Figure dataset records
__________
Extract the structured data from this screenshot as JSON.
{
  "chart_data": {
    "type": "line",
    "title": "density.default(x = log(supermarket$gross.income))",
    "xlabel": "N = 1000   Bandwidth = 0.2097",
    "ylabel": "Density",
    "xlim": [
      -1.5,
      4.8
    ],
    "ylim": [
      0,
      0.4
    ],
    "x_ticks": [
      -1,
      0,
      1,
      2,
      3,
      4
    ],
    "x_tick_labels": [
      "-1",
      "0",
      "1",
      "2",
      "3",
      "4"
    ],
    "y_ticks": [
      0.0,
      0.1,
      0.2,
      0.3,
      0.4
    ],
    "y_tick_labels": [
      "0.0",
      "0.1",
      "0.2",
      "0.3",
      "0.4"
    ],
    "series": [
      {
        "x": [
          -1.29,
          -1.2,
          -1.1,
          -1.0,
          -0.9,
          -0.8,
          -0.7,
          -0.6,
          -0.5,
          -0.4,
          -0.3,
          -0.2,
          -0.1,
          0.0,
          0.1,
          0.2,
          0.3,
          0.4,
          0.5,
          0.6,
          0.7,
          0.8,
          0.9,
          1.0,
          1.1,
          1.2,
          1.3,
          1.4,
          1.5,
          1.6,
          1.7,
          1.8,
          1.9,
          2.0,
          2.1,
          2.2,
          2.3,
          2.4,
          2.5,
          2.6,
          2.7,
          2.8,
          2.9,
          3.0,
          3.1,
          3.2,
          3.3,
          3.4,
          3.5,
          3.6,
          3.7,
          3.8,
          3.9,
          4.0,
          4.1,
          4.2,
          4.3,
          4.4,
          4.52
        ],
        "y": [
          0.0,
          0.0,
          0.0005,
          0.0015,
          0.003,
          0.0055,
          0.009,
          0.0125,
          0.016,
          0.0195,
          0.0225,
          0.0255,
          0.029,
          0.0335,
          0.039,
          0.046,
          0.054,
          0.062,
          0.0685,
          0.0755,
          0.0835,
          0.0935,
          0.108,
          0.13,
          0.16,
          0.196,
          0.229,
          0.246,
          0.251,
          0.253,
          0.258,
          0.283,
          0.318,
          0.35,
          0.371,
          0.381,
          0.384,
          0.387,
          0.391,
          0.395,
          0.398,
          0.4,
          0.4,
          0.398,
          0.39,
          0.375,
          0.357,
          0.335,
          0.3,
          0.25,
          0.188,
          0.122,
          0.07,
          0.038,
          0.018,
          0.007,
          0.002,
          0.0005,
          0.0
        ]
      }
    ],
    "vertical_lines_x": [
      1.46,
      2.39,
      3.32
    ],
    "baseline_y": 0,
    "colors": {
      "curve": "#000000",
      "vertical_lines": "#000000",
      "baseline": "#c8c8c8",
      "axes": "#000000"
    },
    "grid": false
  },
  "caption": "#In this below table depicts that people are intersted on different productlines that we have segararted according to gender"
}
__________
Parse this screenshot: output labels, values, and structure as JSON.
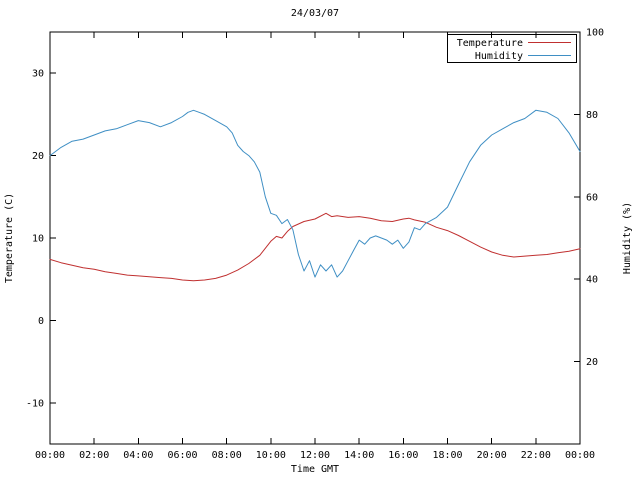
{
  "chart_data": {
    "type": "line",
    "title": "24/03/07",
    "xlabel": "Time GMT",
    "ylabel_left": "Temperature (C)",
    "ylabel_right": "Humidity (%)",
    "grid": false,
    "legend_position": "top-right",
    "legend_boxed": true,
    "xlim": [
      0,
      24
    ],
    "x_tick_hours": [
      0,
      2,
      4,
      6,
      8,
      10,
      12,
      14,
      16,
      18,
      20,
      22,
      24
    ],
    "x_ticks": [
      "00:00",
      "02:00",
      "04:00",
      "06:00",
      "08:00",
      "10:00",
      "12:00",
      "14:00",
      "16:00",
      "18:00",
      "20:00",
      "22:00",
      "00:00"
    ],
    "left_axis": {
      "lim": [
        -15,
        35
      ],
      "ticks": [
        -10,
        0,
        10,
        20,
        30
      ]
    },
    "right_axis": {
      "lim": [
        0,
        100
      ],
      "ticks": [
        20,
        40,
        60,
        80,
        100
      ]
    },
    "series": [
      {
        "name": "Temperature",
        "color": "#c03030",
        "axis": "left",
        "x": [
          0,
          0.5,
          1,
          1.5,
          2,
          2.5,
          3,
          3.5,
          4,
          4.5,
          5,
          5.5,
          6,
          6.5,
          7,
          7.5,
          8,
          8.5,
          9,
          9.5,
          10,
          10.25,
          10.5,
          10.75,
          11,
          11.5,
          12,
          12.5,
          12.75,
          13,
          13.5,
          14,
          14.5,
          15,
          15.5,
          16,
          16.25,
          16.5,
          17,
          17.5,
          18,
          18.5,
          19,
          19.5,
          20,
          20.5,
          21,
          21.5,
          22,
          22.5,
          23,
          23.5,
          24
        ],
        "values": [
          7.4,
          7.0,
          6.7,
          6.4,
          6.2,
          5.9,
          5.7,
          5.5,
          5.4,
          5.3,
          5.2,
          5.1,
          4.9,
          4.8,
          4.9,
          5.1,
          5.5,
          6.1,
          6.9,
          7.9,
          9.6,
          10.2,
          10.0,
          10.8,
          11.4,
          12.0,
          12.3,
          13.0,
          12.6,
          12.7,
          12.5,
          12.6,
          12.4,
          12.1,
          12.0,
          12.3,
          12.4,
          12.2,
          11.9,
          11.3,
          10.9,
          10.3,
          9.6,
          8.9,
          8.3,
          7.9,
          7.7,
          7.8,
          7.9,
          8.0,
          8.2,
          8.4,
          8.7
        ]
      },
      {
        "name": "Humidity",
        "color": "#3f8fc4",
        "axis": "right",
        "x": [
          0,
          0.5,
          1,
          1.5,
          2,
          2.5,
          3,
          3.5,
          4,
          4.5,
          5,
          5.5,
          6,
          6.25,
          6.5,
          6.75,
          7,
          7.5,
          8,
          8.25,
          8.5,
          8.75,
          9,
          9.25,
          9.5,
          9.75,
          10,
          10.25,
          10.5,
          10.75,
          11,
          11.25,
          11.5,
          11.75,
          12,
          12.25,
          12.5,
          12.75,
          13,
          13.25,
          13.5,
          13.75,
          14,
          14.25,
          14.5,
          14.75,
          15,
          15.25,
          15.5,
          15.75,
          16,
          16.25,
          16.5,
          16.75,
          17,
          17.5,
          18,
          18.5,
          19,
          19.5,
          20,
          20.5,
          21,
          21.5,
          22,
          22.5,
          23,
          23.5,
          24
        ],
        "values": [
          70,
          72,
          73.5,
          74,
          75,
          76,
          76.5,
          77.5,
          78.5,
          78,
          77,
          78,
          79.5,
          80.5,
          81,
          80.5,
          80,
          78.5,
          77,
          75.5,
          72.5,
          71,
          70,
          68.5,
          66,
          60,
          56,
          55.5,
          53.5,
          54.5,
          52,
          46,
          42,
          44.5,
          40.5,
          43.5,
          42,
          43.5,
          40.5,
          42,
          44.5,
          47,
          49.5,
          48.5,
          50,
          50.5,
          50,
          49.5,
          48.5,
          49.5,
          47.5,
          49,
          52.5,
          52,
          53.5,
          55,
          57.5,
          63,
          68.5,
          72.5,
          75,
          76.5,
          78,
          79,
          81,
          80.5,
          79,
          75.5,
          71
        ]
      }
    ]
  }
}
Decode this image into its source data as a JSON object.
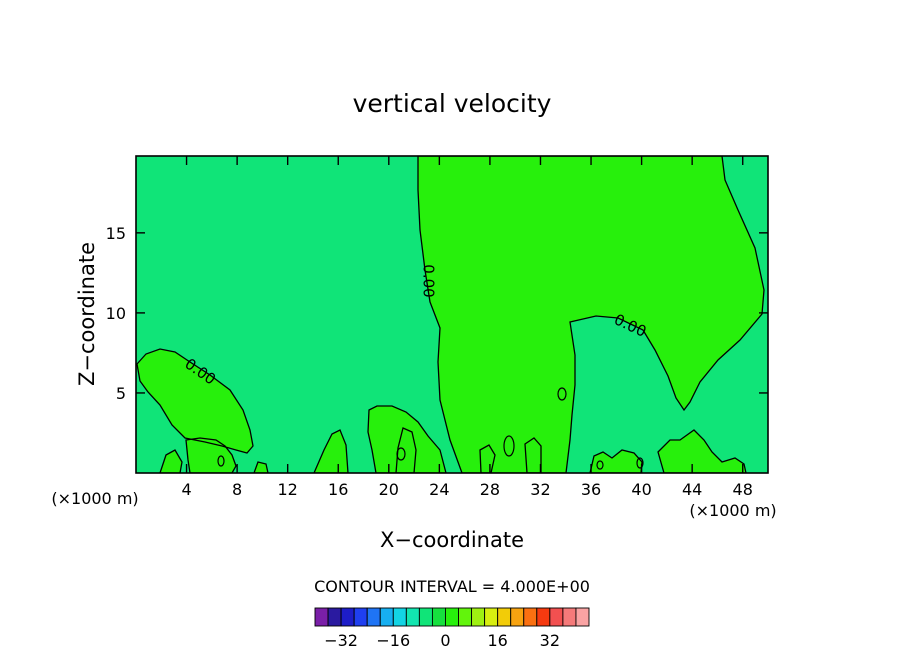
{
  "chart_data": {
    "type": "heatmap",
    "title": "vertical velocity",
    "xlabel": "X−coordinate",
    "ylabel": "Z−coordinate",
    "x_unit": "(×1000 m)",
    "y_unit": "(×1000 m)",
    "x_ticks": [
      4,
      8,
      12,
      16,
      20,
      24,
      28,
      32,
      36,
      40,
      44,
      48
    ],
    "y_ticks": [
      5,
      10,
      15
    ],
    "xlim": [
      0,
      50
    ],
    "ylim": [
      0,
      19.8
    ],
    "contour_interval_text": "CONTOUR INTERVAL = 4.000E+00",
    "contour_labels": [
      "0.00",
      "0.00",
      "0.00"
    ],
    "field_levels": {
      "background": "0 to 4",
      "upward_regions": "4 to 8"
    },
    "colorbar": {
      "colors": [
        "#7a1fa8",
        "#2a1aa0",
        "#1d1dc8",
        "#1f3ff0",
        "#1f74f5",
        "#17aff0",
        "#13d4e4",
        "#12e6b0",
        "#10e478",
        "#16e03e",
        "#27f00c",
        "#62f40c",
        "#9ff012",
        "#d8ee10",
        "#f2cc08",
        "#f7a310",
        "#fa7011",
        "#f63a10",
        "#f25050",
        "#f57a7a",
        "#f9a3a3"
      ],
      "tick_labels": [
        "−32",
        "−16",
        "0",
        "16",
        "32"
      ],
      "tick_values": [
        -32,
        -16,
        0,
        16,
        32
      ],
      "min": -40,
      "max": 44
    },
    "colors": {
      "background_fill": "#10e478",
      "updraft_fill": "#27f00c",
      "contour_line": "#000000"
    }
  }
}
__________
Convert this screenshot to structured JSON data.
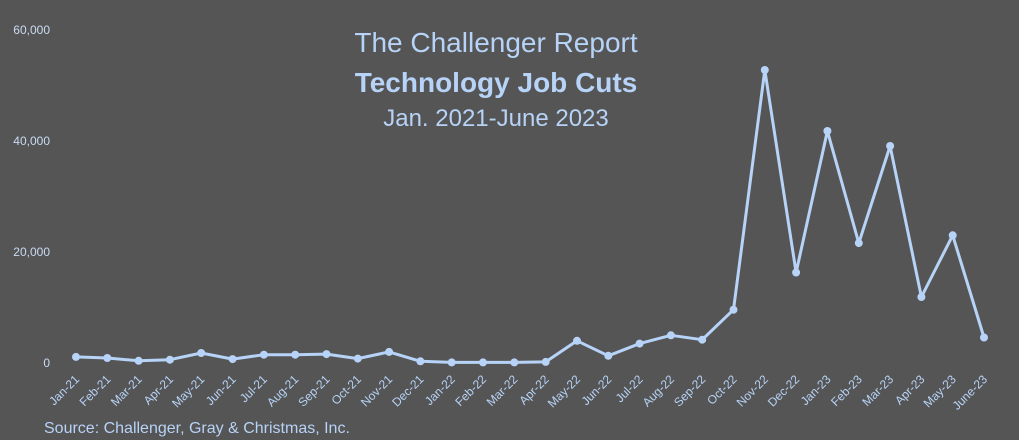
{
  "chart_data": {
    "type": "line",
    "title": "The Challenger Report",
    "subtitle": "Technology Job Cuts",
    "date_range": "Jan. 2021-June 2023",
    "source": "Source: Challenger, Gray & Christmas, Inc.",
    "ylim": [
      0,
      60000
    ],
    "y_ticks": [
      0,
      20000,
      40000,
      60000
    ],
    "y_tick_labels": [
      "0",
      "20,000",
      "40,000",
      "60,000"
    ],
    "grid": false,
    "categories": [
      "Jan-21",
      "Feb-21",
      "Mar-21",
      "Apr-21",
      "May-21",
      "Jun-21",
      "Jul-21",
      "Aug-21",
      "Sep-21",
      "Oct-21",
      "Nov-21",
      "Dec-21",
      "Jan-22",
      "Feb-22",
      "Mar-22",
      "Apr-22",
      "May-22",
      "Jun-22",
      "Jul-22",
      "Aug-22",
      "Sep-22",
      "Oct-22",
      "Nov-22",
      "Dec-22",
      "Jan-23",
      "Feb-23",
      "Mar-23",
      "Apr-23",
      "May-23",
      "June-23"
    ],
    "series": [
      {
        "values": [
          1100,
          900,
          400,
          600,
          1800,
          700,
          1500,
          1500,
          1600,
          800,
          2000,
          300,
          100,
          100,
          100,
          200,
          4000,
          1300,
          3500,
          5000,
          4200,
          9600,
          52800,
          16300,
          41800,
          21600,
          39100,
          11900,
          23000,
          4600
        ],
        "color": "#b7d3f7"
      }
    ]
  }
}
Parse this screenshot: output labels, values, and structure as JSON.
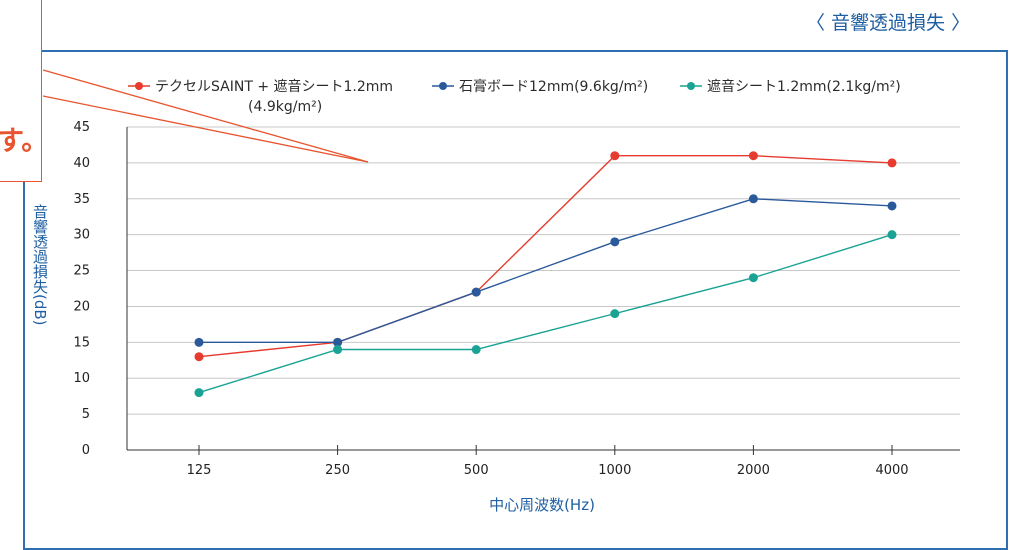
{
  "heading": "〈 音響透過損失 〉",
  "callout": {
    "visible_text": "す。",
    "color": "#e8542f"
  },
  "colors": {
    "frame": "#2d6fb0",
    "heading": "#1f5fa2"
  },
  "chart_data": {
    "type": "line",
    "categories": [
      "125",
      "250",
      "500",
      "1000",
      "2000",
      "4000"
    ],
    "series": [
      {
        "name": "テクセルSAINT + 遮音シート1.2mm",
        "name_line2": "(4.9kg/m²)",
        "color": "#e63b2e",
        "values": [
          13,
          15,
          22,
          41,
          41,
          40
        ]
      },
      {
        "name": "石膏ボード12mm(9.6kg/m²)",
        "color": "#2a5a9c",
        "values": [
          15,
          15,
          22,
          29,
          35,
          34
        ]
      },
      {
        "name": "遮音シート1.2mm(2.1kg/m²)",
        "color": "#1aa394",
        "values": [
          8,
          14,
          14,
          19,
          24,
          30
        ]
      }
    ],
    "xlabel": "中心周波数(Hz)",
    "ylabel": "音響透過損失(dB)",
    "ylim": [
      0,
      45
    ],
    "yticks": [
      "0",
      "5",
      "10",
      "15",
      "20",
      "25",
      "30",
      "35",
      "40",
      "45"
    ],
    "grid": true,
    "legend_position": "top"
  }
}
__________
§ What you need to do
Which lines hold the word "Challenger"? Show each one.

§ Answer to the task
    "title": "The Challenger Report",
    "source": "Source: Challenger, Gray & Christmas, Inc.",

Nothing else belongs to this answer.